> [Exercise directions] Return the listing below verbatim. Pictures do not belong in the copy.
--- --- ---
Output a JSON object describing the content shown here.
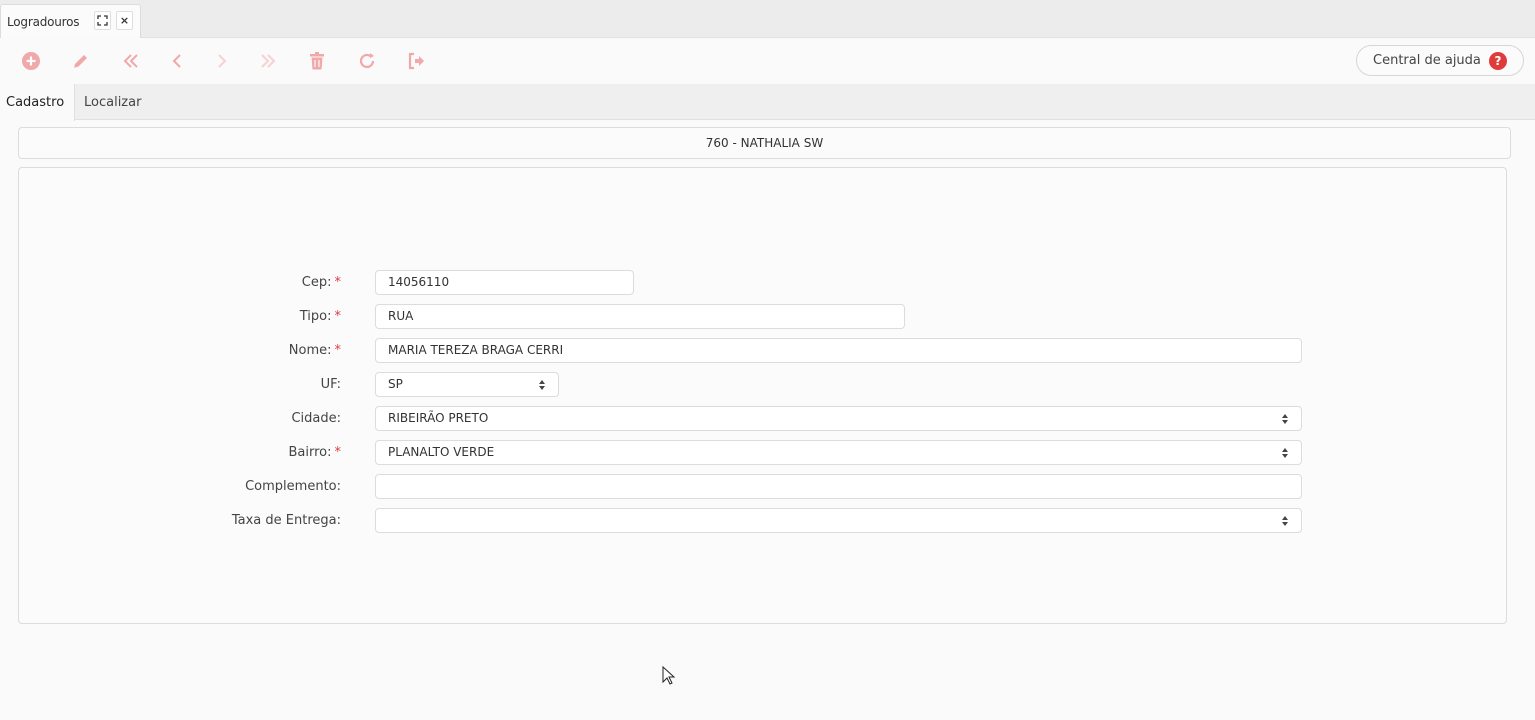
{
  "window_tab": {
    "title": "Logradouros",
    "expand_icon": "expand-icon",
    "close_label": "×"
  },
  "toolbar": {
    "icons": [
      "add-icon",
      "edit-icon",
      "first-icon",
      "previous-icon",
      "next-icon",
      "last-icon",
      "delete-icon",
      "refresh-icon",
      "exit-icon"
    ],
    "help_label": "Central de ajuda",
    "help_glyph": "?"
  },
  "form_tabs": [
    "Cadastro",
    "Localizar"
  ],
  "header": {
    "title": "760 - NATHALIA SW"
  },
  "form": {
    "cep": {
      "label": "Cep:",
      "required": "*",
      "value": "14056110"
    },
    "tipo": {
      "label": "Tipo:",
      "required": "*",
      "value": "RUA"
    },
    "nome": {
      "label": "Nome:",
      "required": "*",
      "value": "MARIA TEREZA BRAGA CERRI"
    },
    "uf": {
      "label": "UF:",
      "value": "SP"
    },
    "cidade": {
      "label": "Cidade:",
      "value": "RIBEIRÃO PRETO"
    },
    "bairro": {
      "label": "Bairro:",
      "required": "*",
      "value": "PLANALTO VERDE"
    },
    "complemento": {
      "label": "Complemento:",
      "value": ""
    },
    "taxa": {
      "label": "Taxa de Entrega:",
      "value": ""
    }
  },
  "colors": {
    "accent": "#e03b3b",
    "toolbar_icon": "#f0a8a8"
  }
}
--- --- ---
> [Result for this task]
Output a JSON object describing the content shown here.
{
  "window_tab": {
    "title": "Logradouros",
    "expand_icon": "expand-icon",
    "close_label": "×"
  },
  "toolbar": {
    "icons": [
      "add-icon",
      "edit-icon",
      "first-icon",
      "previous-icon",
      "next-icon",
      "last-icon",
      "delete-icon",
      "refresh-icon",
      "exit-icon"
    ],
    "help_label": "Central de ajuda",
    "help_glyph": "?"
  },
  "form_tabs": [
    "Cadastro",
    "Localizar"
  ],
  "header": {
    "title": "760 - NATHALIA SW"
  },
  "form": {
    "cep": {
      "label": "Cep:",
      "required": "*",
      "value": "14056110"
    },
    "tipo": {
      "label": "Tipo:",
      "required": "*",
      "value": "RUA"
    },
    "nome": {
      "label": "Nome:",
      "required": "*",
      "value": "MARIA TEREZA BRAGA CERRI"
    },
    "uf": {
      "label": "UF:",
      "value": "SP"
    },
    "cidade": {
      "label": "Cidade:",
      "value": "RIBEIRÃO PRETO"
    },
    "bairro": {
      "label": "Bairro:",
      "required": "*",
      "value": "PLANALTO VERDE"
    },
    "complemento": {
      "label": "Complemento:",
      "value": ""
    },
    "taxa": {
      "label": "Taxa de Entrega:",
      "value": ""
    }
  },
  "colors": {
    "accent": "#e03b3b",
    "toolbar_icon": "#f0a8a8"
  }
}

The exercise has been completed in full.